■ **BRIEF**: Work out how many lines contain "Senders". Reply with the count alone.

■ **RECORDS TO PROCESS**:
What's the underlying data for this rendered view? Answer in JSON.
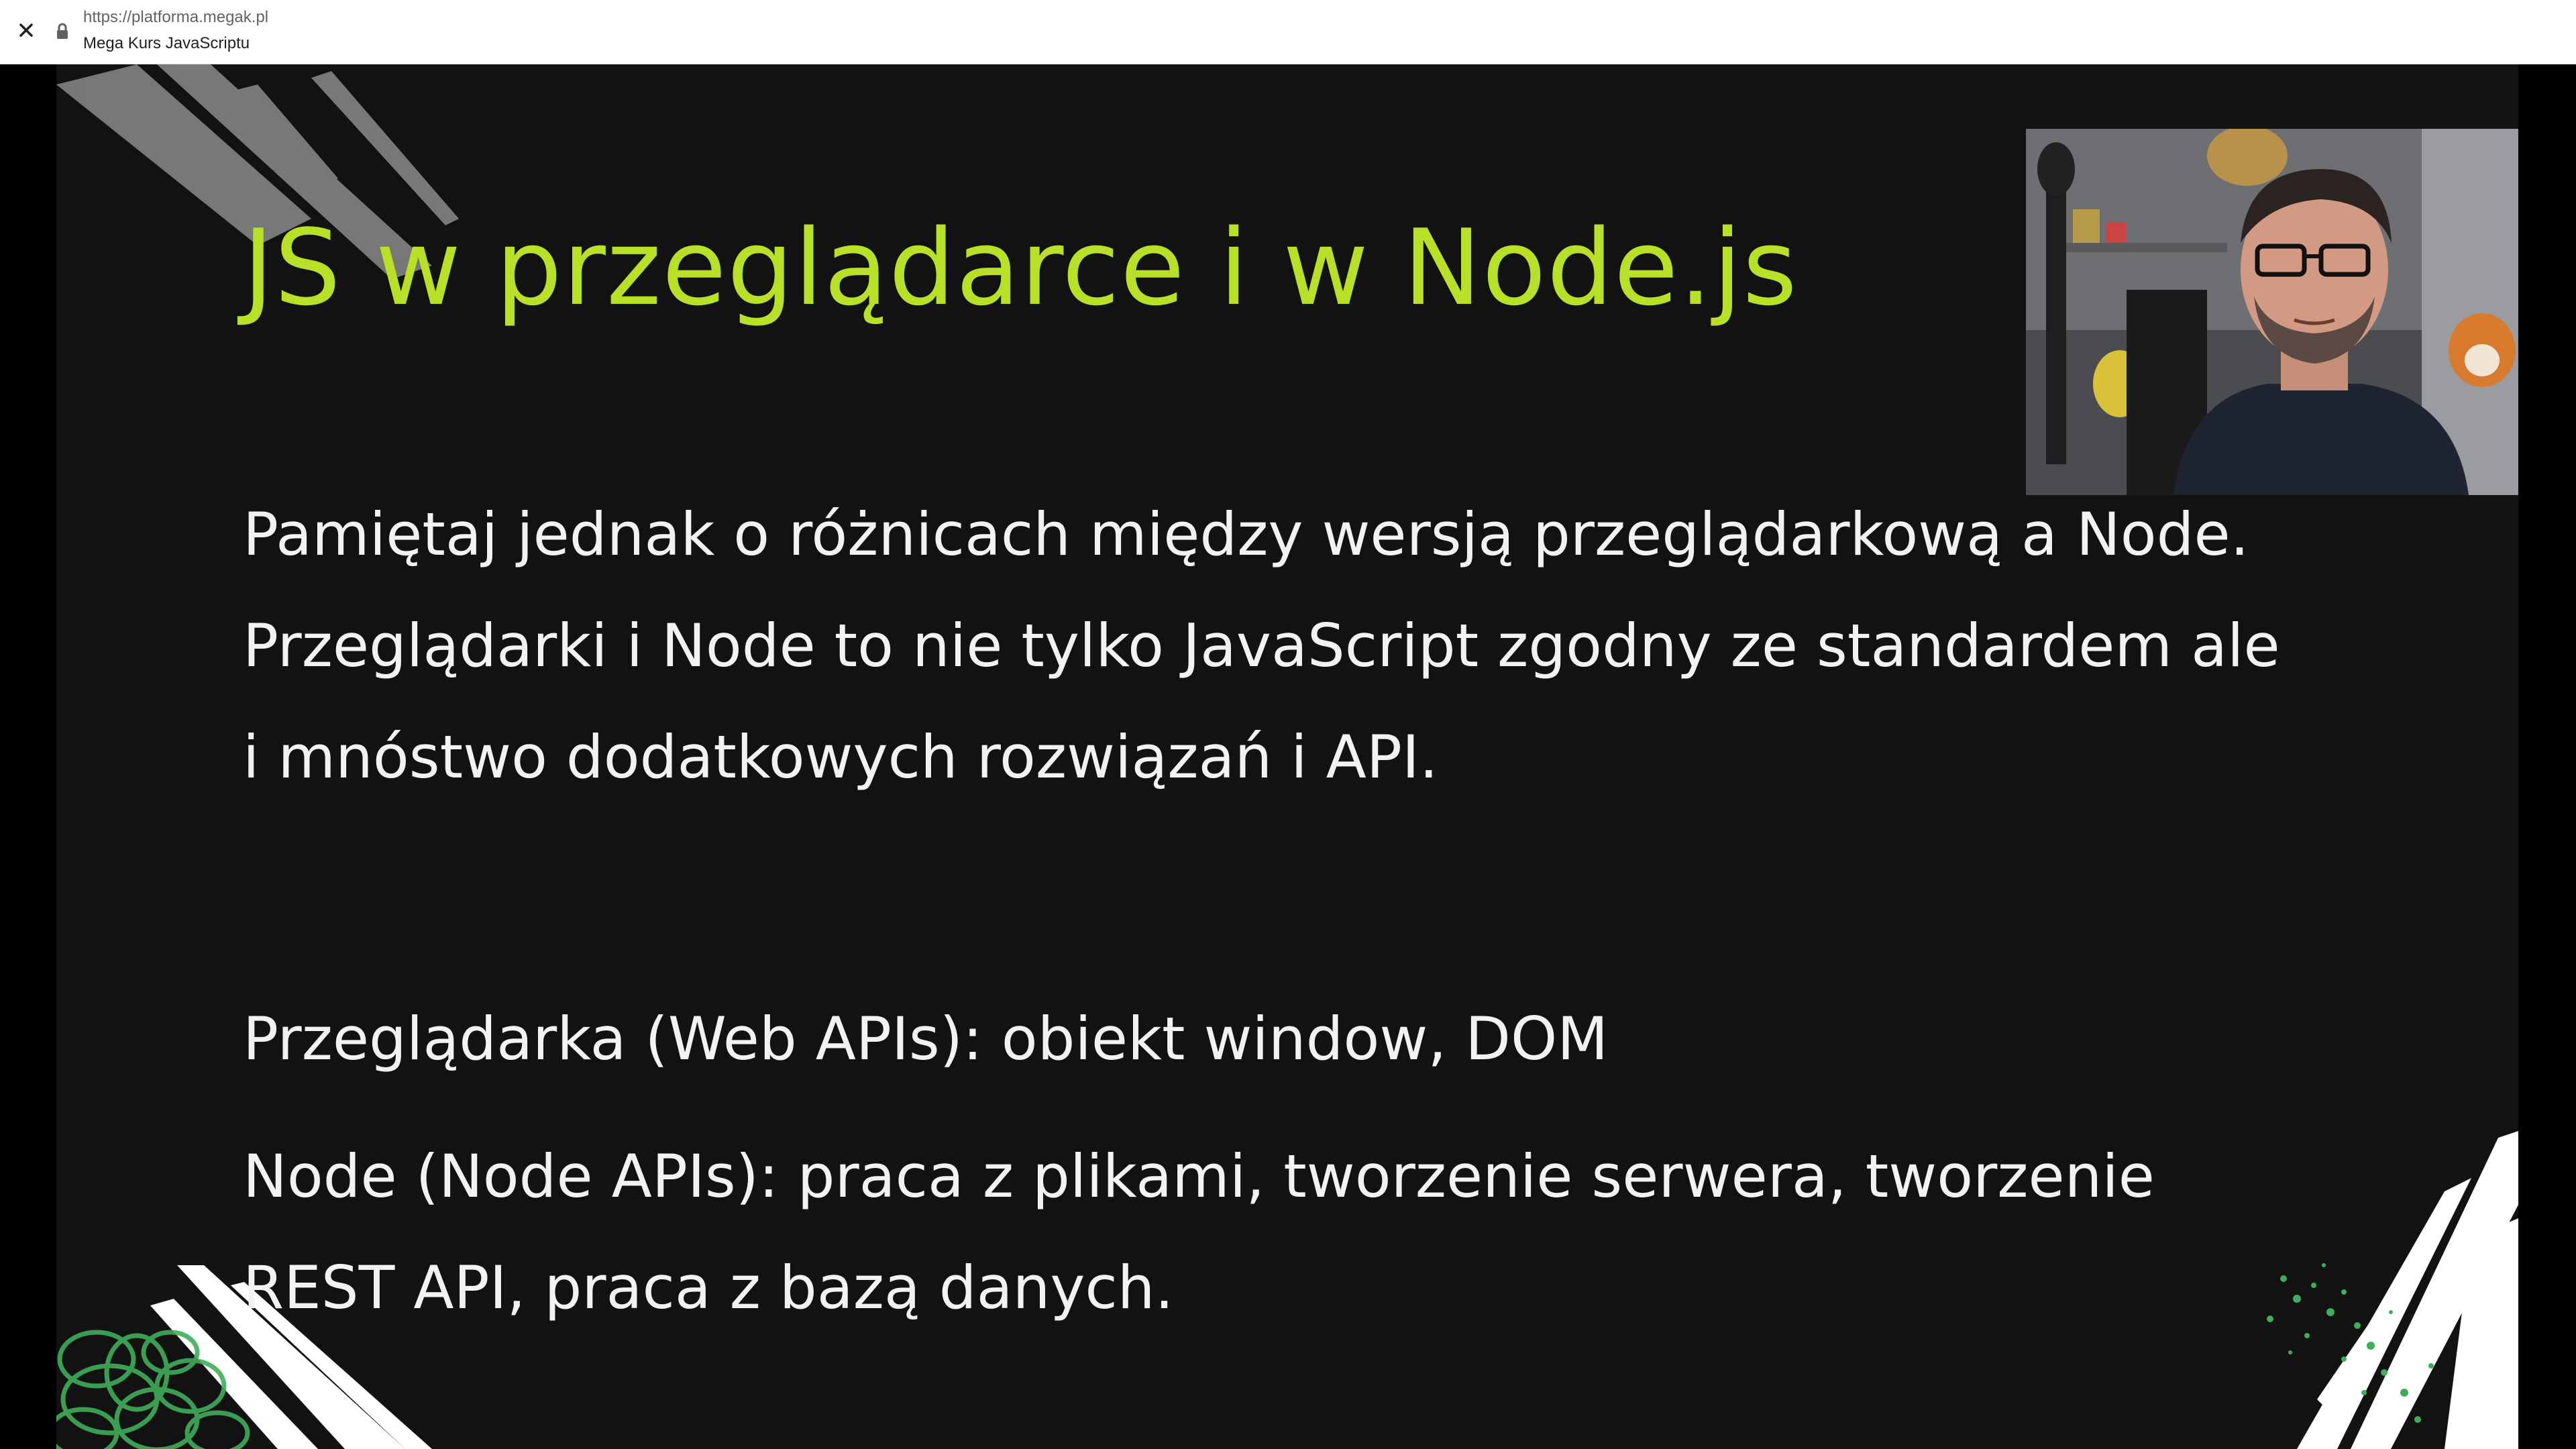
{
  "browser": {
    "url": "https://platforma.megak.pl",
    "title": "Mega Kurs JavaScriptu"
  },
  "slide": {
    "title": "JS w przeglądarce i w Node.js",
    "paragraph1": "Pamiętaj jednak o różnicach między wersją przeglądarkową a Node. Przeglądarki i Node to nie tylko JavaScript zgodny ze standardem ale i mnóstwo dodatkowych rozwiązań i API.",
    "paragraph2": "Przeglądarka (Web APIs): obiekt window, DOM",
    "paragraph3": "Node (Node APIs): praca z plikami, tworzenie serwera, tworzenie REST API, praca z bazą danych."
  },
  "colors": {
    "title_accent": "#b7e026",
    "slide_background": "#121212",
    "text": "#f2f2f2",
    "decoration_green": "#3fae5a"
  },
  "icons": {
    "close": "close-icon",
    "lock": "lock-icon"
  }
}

* * *

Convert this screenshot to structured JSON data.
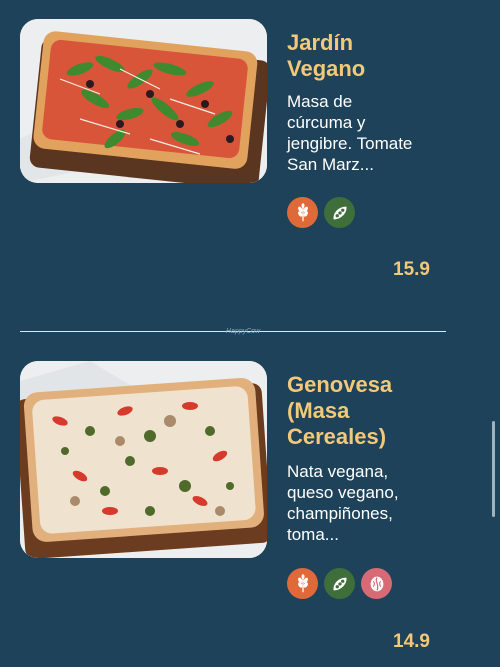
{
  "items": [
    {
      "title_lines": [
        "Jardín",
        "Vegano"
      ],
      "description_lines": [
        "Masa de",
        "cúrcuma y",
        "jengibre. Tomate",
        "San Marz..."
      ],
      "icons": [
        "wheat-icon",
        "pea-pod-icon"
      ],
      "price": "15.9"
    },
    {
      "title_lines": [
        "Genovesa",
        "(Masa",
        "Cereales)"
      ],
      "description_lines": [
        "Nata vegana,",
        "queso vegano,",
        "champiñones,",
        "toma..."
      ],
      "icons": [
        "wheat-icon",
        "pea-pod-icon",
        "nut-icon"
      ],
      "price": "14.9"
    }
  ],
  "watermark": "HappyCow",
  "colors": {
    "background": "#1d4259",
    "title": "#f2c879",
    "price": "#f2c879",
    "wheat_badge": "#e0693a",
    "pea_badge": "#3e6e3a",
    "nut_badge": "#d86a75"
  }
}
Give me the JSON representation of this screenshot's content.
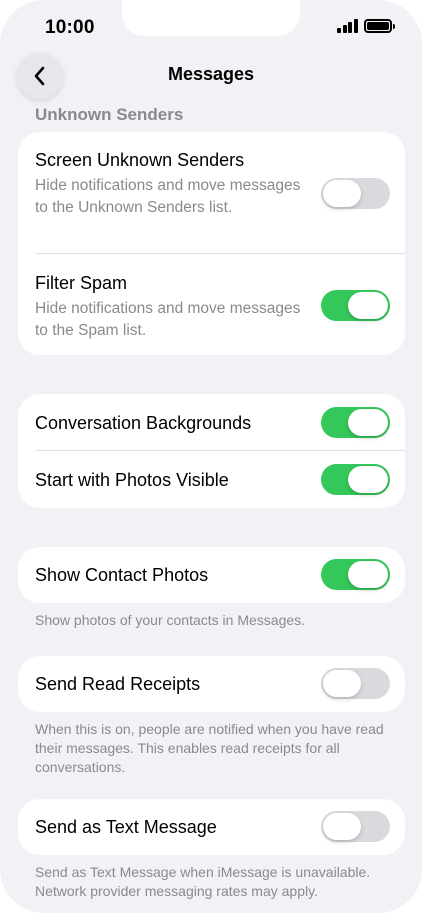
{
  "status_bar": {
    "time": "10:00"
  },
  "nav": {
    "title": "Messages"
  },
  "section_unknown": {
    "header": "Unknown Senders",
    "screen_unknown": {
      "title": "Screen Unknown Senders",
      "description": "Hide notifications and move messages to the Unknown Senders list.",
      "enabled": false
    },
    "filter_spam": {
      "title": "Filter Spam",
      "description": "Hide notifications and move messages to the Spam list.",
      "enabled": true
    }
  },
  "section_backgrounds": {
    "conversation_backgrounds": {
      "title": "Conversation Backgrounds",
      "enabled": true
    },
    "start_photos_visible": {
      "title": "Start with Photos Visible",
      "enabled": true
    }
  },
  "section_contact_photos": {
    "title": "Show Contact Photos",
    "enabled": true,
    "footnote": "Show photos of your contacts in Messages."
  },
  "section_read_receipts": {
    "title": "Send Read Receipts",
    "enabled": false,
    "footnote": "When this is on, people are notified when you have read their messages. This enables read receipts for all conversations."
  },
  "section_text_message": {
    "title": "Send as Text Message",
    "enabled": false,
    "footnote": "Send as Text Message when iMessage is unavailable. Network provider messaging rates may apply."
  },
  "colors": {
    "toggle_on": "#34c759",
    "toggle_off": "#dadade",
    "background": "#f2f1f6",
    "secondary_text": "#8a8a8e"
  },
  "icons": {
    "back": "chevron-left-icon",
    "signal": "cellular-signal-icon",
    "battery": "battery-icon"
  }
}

■ **RESPONSE BELOW**: 3